- Stated goal
Search the material below for the string "Southern" and extract each line that has it.

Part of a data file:
□ □ □ □ □ □ □
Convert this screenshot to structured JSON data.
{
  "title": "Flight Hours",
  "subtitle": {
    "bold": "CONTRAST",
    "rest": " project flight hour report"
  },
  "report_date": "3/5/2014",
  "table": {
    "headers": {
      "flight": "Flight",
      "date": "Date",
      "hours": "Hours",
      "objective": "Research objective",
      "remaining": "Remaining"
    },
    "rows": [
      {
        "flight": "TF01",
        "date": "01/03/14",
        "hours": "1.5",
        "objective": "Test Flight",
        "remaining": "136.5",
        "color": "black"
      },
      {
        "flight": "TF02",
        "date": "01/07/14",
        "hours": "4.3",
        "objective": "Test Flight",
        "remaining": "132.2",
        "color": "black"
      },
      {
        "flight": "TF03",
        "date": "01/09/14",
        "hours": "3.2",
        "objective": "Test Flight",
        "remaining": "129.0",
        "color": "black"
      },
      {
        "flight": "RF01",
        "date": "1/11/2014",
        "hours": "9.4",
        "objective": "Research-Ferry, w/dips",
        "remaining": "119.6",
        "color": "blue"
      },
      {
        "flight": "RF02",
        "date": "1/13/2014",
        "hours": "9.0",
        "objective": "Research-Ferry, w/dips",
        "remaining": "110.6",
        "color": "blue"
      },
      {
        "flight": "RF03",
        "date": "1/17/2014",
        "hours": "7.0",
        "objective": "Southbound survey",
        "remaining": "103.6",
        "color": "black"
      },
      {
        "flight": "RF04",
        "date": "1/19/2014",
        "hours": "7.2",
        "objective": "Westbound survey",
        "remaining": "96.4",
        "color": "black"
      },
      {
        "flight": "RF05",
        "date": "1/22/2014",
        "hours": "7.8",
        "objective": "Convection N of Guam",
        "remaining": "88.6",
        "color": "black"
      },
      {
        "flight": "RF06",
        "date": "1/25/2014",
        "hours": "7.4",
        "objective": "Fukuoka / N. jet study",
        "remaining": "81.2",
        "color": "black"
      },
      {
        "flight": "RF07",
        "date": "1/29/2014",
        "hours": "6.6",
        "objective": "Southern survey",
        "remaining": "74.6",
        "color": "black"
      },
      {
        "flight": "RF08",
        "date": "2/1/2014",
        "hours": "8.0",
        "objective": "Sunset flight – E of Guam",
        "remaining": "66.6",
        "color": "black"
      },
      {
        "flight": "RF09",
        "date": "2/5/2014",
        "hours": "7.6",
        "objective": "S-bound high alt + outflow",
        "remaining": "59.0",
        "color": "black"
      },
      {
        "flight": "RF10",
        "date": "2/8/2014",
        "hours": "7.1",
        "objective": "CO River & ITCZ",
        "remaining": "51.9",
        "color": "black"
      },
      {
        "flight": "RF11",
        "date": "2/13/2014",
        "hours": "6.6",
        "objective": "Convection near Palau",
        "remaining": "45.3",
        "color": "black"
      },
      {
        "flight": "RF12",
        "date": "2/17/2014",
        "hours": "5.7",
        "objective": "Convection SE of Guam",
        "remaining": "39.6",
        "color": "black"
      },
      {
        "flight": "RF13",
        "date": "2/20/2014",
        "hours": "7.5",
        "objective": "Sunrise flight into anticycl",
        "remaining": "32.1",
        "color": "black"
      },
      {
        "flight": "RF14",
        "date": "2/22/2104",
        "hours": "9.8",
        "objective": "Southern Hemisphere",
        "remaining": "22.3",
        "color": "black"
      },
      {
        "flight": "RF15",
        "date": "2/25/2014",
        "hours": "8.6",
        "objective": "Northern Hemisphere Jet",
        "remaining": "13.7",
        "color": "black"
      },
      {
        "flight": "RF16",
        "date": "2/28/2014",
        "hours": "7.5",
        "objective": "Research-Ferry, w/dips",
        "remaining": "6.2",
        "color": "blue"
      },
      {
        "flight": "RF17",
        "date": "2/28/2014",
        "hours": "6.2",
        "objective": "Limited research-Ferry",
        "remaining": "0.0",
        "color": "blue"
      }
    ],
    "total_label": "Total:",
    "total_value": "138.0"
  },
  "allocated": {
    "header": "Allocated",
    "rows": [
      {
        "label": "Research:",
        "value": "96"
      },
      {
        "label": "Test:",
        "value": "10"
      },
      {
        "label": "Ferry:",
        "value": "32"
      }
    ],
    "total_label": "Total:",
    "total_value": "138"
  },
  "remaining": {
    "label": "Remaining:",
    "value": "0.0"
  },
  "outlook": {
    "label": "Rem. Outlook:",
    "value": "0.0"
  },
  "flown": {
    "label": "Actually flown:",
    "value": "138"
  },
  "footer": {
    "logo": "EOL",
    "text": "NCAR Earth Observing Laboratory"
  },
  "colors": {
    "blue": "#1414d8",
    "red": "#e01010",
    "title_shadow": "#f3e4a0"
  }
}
□ □ □ □ □ □ □
- Solution to this exercise
        "objective": "Southern survey",
        "objective": "Southern Hemisphere",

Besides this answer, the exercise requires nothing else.